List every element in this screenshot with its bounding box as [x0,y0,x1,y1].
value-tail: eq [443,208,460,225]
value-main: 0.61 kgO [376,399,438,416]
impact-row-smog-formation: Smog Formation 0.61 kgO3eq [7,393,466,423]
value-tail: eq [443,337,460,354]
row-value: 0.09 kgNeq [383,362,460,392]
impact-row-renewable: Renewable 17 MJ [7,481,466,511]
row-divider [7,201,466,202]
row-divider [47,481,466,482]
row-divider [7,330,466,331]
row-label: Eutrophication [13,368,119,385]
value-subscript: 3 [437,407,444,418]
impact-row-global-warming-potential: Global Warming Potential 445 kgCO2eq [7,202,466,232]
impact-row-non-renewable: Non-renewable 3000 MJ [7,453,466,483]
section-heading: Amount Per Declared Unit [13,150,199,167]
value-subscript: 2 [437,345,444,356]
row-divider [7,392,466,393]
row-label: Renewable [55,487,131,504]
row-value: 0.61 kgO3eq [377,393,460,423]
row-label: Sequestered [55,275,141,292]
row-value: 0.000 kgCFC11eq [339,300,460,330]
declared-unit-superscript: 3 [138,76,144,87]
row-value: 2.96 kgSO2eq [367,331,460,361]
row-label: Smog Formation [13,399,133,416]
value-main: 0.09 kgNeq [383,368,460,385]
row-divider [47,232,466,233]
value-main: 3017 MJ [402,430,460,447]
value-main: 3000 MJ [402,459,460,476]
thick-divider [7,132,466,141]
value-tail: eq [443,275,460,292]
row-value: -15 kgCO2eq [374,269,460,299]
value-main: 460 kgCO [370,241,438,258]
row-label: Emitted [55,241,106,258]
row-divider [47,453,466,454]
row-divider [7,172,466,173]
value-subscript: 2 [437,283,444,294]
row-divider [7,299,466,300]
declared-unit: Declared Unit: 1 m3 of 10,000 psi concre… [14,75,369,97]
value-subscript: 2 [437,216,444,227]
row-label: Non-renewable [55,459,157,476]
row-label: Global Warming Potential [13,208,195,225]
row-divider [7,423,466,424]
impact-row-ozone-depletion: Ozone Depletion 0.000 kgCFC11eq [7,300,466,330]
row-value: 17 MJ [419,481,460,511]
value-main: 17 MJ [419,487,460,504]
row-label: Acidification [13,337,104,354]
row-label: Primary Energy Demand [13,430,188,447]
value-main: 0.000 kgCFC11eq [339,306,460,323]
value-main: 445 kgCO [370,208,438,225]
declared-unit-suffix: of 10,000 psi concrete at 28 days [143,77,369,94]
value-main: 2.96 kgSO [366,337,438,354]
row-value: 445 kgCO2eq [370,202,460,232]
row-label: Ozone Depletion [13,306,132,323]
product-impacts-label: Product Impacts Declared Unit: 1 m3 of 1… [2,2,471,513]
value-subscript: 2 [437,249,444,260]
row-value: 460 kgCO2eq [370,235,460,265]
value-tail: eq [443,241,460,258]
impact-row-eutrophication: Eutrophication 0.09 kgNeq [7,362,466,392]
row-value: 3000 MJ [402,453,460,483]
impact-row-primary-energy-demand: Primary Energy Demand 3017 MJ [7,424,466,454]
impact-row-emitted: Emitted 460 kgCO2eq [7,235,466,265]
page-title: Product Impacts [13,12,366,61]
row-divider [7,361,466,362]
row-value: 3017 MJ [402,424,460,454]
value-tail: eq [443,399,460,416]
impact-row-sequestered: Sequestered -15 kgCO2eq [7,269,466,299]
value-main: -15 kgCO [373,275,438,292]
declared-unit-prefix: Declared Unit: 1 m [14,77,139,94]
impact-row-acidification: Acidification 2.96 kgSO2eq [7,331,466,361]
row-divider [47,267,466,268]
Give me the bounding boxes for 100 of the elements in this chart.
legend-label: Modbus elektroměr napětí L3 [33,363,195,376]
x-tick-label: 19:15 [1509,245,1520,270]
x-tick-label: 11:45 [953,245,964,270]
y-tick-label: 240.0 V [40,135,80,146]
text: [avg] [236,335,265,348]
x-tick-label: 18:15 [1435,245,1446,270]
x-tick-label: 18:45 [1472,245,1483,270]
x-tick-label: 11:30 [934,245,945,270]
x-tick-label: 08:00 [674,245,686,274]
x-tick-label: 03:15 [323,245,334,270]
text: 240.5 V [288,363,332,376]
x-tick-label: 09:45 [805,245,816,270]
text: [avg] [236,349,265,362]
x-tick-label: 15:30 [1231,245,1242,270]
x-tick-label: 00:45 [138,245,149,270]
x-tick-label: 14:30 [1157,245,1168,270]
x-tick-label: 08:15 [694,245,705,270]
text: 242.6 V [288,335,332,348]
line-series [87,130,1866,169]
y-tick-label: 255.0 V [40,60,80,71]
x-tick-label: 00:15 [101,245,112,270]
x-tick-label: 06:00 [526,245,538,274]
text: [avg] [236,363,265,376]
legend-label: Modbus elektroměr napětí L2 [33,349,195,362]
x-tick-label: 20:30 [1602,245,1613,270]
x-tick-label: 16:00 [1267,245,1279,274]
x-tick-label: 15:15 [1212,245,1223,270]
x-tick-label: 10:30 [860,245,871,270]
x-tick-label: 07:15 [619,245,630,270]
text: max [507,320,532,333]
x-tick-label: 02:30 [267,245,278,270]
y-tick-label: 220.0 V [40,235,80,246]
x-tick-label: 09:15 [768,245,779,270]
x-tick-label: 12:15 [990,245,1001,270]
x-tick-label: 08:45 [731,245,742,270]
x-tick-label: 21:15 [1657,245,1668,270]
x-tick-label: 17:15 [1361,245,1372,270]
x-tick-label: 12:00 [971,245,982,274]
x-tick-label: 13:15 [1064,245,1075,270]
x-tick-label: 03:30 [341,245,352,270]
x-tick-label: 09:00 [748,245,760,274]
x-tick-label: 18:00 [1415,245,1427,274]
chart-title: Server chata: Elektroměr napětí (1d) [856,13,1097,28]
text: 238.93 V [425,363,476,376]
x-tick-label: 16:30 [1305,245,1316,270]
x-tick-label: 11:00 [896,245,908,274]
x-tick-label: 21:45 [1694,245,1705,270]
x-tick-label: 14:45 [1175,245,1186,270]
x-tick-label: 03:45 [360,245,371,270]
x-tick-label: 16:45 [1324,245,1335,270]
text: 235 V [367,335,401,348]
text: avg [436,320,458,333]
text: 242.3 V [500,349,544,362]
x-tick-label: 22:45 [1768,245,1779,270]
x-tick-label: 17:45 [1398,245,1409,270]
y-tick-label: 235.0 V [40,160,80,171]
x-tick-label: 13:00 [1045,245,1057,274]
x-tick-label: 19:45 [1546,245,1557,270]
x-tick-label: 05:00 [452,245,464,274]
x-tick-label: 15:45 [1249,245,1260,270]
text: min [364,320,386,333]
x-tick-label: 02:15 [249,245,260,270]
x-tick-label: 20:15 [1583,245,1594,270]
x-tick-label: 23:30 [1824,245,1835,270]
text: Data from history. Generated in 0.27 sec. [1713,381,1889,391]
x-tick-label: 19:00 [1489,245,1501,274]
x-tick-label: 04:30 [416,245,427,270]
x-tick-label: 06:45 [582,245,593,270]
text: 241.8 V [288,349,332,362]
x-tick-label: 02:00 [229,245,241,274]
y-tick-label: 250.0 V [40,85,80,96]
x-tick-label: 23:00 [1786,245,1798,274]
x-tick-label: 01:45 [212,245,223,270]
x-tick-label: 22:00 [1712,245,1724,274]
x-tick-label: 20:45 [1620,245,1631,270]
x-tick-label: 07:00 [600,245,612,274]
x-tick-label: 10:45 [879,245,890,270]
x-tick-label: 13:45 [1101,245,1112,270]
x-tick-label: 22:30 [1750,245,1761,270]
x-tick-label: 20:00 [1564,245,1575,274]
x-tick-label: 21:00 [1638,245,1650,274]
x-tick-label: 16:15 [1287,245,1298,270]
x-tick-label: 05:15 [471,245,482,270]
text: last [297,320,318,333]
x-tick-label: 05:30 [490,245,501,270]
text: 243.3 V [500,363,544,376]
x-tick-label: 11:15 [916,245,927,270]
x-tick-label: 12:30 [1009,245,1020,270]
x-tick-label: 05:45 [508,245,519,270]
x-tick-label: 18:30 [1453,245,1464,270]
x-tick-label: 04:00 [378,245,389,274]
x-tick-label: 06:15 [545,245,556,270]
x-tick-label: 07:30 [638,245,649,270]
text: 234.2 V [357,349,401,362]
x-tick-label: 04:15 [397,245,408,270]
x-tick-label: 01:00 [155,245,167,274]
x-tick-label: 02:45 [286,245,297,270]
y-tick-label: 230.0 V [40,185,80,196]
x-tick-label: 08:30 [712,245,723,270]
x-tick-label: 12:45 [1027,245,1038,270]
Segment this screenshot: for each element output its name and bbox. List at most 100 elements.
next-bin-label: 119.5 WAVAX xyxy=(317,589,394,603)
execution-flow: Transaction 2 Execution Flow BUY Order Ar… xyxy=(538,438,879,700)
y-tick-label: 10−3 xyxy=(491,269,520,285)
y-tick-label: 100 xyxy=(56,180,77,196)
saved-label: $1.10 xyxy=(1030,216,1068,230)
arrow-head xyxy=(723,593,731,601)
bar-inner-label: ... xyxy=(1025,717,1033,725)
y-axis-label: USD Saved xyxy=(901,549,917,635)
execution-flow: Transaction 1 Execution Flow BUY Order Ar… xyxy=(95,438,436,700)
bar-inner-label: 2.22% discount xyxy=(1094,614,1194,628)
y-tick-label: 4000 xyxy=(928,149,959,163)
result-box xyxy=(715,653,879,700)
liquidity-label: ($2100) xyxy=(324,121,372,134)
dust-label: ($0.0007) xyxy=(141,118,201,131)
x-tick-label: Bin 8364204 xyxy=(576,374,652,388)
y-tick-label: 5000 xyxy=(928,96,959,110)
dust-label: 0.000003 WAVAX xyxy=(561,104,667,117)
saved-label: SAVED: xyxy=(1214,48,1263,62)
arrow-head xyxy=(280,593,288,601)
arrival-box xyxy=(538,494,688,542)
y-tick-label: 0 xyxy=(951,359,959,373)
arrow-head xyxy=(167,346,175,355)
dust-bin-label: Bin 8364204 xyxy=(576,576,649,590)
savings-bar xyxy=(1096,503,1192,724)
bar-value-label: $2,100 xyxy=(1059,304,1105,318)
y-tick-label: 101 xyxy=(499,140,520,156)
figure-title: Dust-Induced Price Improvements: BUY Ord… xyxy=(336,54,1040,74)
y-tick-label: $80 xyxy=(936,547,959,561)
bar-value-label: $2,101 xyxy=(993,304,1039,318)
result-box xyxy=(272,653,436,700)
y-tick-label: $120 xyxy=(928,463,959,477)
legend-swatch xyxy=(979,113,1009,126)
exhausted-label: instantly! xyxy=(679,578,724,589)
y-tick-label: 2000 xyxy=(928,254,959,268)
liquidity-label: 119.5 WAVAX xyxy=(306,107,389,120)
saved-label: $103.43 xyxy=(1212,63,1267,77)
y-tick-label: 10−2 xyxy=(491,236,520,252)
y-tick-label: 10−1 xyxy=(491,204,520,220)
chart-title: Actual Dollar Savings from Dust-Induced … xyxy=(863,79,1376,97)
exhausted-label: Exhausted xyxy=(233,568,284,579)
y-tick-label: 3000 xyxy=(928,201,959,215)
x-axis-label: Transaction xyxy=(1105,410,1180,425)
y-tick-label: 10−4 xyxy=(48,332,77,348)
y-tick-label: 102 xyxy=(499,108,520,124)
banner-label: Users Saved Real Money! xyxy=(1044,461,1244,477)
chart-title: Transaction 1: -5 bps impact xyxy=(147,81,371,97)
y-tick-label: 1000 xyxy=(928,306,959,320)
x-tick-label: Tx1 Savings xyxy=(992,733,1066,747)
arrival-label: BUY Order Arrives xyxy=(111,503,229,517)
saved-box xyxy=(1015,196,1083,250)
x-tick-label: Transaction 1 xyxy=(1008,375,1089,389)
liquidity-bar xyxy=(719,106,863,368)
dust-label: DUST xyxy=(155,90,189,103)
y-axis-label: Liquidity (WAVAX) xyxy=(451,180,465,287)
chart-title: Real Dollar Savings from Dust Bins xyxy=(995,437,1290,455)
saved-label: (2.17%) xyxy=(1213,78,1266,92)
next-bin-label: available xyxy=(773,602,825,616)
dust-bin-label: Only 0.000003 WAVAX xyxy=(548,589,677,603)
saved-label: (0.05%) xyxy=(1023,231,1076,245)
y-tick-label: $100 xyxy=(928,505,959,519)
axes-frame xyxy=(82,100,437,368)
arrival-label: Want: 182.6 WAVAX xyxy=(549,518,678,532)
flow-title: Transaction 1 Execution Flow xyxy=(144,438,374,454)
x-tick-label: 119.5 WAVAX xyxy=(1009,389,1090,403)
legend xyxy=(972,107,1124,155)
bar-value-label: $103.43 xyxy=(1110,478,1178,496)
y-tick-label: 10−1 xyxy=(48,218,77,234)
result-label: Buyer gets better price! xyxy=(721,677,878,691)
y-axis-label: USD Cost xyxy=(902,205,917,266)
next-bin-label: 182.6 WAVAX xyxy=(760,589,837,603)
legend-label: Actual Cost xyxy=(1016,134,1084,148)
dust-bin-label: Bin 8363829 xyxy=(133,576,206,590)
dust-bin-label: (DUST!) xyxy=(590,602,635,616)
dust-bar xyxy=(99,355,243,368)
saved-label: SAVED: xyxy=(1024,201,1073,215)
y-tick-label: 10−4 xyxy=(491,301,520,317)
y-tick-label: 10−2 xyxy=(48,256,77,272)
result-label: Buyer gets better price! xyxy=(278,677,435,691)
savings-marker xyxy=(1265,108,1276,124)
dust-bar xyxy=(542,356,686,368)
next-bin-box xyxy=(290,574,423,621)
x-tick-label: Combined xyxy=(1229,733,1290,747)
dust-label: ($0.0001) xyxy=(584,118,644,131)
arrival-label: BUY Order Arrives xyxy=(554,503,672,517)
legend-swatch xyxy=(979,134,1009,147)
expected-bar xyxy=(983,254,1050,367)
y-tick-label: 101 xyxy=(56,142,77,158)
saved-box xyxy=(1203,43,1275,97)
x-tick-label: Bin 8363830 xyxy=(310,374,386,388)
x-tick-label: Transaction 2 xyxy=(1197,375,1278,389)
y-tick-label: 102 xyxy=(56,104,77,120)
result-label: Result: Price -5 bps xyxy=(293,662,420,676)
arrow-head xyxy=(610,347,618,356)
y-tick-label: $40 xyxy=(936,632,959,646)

━━━━━━━━

- **AIM**
Write out the rows above word for word, from the first row through the row containing "value-tail: eq [443,337,460,354]", including both, and nothing else.

- **REPLY TO THE EXERCISE**
List every element in this screenshot with its bounding box as [x0,y0,x1,y1].
value-tail: eq [443,208,460,225]
value-main: 0.61 kgO [376,399,438,416]
impact-row-smog-formation: Smog Formation 0.61 kgO3eq [7,393,466,423]
value-tail: eq [443,337,460,354]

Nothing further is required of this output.